=== PROVIDED TEXT ===
3.4.1.1 Obtaining All MAC Addresses

The MAC shown for each shelf slot in Obtaining MAC Addresses for the New Blade is the base MAC. All the MACs can be obtained by adding a number to the <base mac> , in accordance to the following tables. tbl-mac-addresses-relation applies to BSP 8100 (GEP3) boards, tbl-mac-address-relation-gep5 applies to BSP 8100 (GEP5) boards and Table 3 applies to BSP 8100 (GEP7L) boards.

Table 1   MAC Address Relation to GEP3 Boards

Address

Resulting MAC(1)

 

<BASE MAC> + 1

eth3

Left SCX Backplane Port

<BASE MAC> + 2

eth4

Right SCX Backplane Port

<BASE MAC> + 3

eth2

ETH-Debug Front Port

<BASE MAC> + 5

eth0

ETH-0 Front Port

<BASE MAC> + 6

eth1

ETH-1 Front Port

<BASE MAC> + 8

eth5

Left SCX 10GbE Backplane Port

<BASE MAC> + 9

eth6

Right SCX 10GbE Backplane Port

(1) The resulting MAC must be in hexadecimal format.
Table 2   MAC Address Relation to GEP5 Boards

Address

Resulting MAC(2)

 

<BASE MAC> + 1

eth3

Left SCX 1GbE Backplane Port

<BASE MAC> + 2

eth4

Right SCX 1GbE Backplane Port

<BASE MAC> + 3

eth2

ETH-Debug Front Port

<BASE MAC> + 5

eth5

Left SCX 10GbE Backplane Port

<BASE MAC> + 6

eth6

Right SCX 10GbE Backplane Port

<BASE MAC> + 8

eth0

ETH-0 Front Port

<BASE MAC> + 9

eth1

ETH-1 Front Port

(2) The resulting MAC must be in hexadecimal format.
=== DATA LINES ===
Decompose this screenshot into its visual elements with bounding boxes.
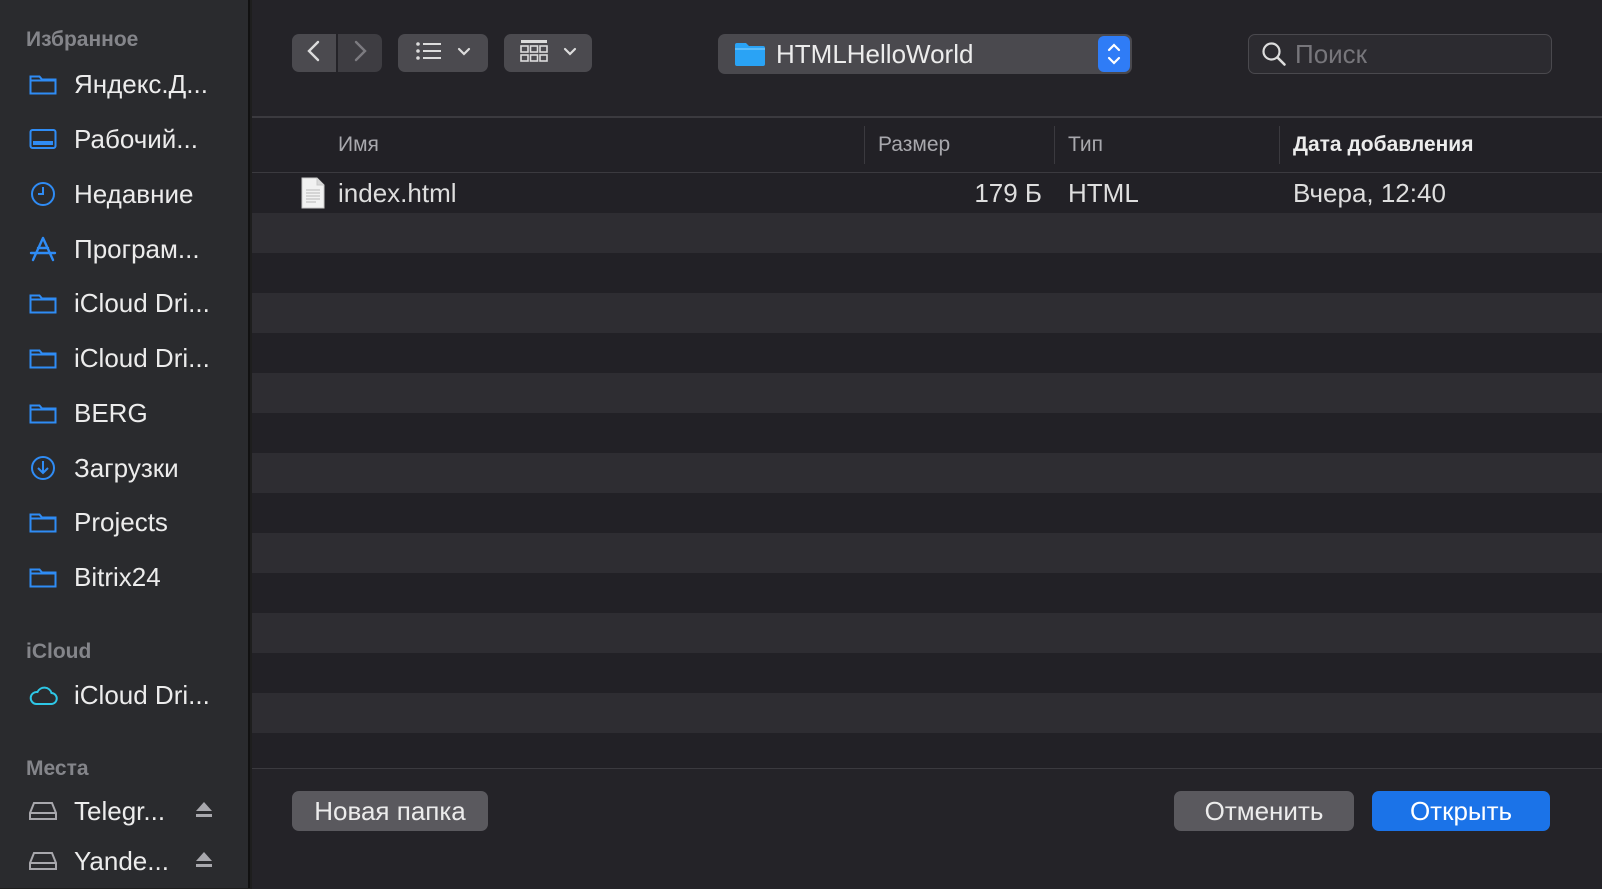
list-icon [415, 40, 443, 67]
column-size[interactable]: Размер [878, 118, 950, 172]
eject-icon[interactable] [194, 799, 214, 824]
file-list: index.html 179 Б HTML Вчера, 12:40 [252, 173, 1602, 767]
empty-row [252, 373, 1602, 413]
sidebar-item-telegram-volume[interactable]: Telegr... [18, 790, 238, 832]
icloud-section-title: iCloud [26, 640, 92, 663]
sidebar-item-projects[interactable]: Projects [18, 501, 238, 543]
file-browser: HTMLHelloWorld Имя Размер Тип Дата добав… [252, 0, 1602, 889]
document-icon [300, 173, 326, 213]
search-field[interactable] [1248, 34, 1552, 74]
empty-row [252, 493, 1602, 533]
empty-row [252, 613, 1602, 653]
empty-row [252, 693, 1602, 733]
path-popup[interactable]: HTMLHelloWorld [718, 34, 1132, 74]
empty-row [252, 253, 1602, 293]
chevron-down-icon [457, 44, 471, 62]
empty-row [252, 413, 1602, 453]
clock-icon [28, 179, 58, 209]
empty-row [252, 733, 1602, 767]
column-type[interactable]: Тип [1068, 118, 1103, 172]
sidebar-item-label: iCloud Dri... [74, 342, 210, 373]
empty-row [252, 293, 1602, 333]
sidebar-item-icloud-drive[interactable]: iCloud Dri... [18, 674, 238, 716]
sidebar-item-berg[interactable]: BERG [18, 392, 238, 434]
column-separator[interactable] [1279, 126, 1280, 164]
folder-icon [734, 41, 766, 67]
folder-icon [28, 69, 58, 99]
chevron-right-icon [352, 39, 368, 68]
sidebar-item-label: Загрузки [74, 452, 179, 483]
applications-icon [28, 234, 58, 264]
empty-row [252, 213, 1602, 253]
download-icon [28, 453, 58, 483]
sidebar-item-label: iCloud Dri... [74, 287, 210, 318]
sidebar-item-downloads[interactable]: Загрузки [18, 447, 238, 489]
cancel-button[interactable]: Отменить [1174, 791, 1354, 831]
sidebar-item-label: Програм... [74, 233, 200, 264]
column-header: Имя Размер Тип Дата добавления [252, 118, 1602, 173]
empty-row [252, 653, 1602, 693]
sidebar-item-label: Projects [74, 506, 168, 537]
sidebar-item-bitrix24[interactable]: Bitrix24 [18, 556, 238, 598]
column-name[interactable]: Имя [338, 118, 379, 172]
path-label: HTMLHelloWorld [776, 38, 974, 69]
folder-icon [28, 398, 58, 428]
sidebar-item-recents[interactable]: Недавние [18, 173, 238, 215]
list-view-button[interactable] [398, 34, 488, 72]
file-size: 179 Б [974, 177, 1042, 208]
dialog-footer: Новая папка Отменить Открыть [252, 768, 1602, 889]
empty-row [252, 333, 1602, 373]
search-icon [1261, 41, 1287, 67]
sidebar-item-label: Недавние [74, 178, 194, 209]
sidebar-item-icloud-drive-2[interactable]: iCloud Dri... [18, 337, 238, 379]
folder-icon [28, 343, 58, 373]
folder-icon [28, 562, 58, 592]
file-date: Вчера, 12:40 [1293, 177, 1446, 208]
places-section-title: Места [26, 757, 89, 780]
column-date-added[interactable]: Дата добавления [1293, 118, 1473, 172]
empty-row [252, 573, 1602, 613]
sidebar: Избранное Яндекс.Д... Рабочий... Недавни… [0, 0, 250, 888]
cloud-icon [28, 680, 58, 710]
sidebar-item-icloud-drive-1[interactable]: iCloud Dri... [18, 282, 238, 324]
sidebar-item-label: Яндекс.Д... [74, 68, 208, 99]
toolbar: HTMLHelloWorld [252, 0, 1602, 118]
stepper-icon [1098, 36, 1130, 72]
gallery-view-button[interactable] [504, 34, 592, 72]
column-separator[interactable] [1054, 126, 1055, 164]
drive-icon [28, 796, 58, 826]
table-row[interactable]: index.html 179 Б HTML Вчера, 12:40 [252, 173, 1602, 213]
sidebar-item-yandex-disk[interactable]: Яндекс.Д... [18, 63, 238, 105]
column-separator[interactable] [864, 126, 865, 164]
sidebar-item-label: BERG [74, 397, 148, 428]
sidebar-item-label: Telegr... [74, 795, 166, 826]
chevron-down-icon [563, 44, 577, 62]
desktop-icon [28, 124, 58, 154]
sidebar-item-label: Yande... [74, 845, 169, 876]
sidebar-item-label: Bitrix24 [74, 561, 161, 592]
favorites-section-title: Избранное [26, 28, 139, 51]
sidebar-item-yandex-volume[interactable]: Yande... [18, 840, 238, 882]
folder-icon [28, 288, 58, 318]
eject-icon[interactable] [194, 849, 214, 874]
open-button[interactable]: Открыть [1372, 791, 1550, 831]
back-button[interactable] [292, 34, 336, 72]
empty-row [252, 453, 1602, 493]
sidebar-item-label: iCloud Dri... [74, 679, 210, 710]
folder-icon [28, 507, 58, 537]
sidebar-item-desktop[interactable]: Рабочий... [18, 118, 238, 160]
forward-button[interactable] [338, 34, 382, 72]
new-folder-button[interactable]: Новая папка [292, 791, 488, 831]
sidebar-item-applications[interactable]: Програм... [18, 228, 238, 270]
chevron-left-icon [306, 39, 322, 68]
search-input[interactable] [1293, 37, 1537, 71]
file-name: index.html [338, 177, 457, 208]
sidebar-item-label: Рабочий... [74, 123, 198, 154]
grid-icon [519, 39, 549, 68]
file-type: HTML [1068, 177, 1139, 208]
drive-icon [28, 846, 58, 876]
empty-row [252, 533, 1602, 573]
===
WHAT THIS TASK INVOLVES - Quote the passage on obtaining MAC addresses word for word, starting at "3.4.1.1 Obtaining All" and ending at "8100 (GEP7L) boards.".

RESPONSE TO THIS EXERCISE -
3.4.1.1 Obtaining All MAC Addresses

The MAC shown for each shelf slot in Obtaining MAC Addresses for the New Blade is the base MAC. All the MACs can be obtained by adding a number to the <base mac> , in accordance to the following tables. tbl-mac-addresses-relation applies to BSP 8100 (GEP3) boards, tbl-mac-address-relation-gep5 applies to BSP 8100 (GEP5) boards and Table 3 applies to BSP 8100 (GEP7L) boards.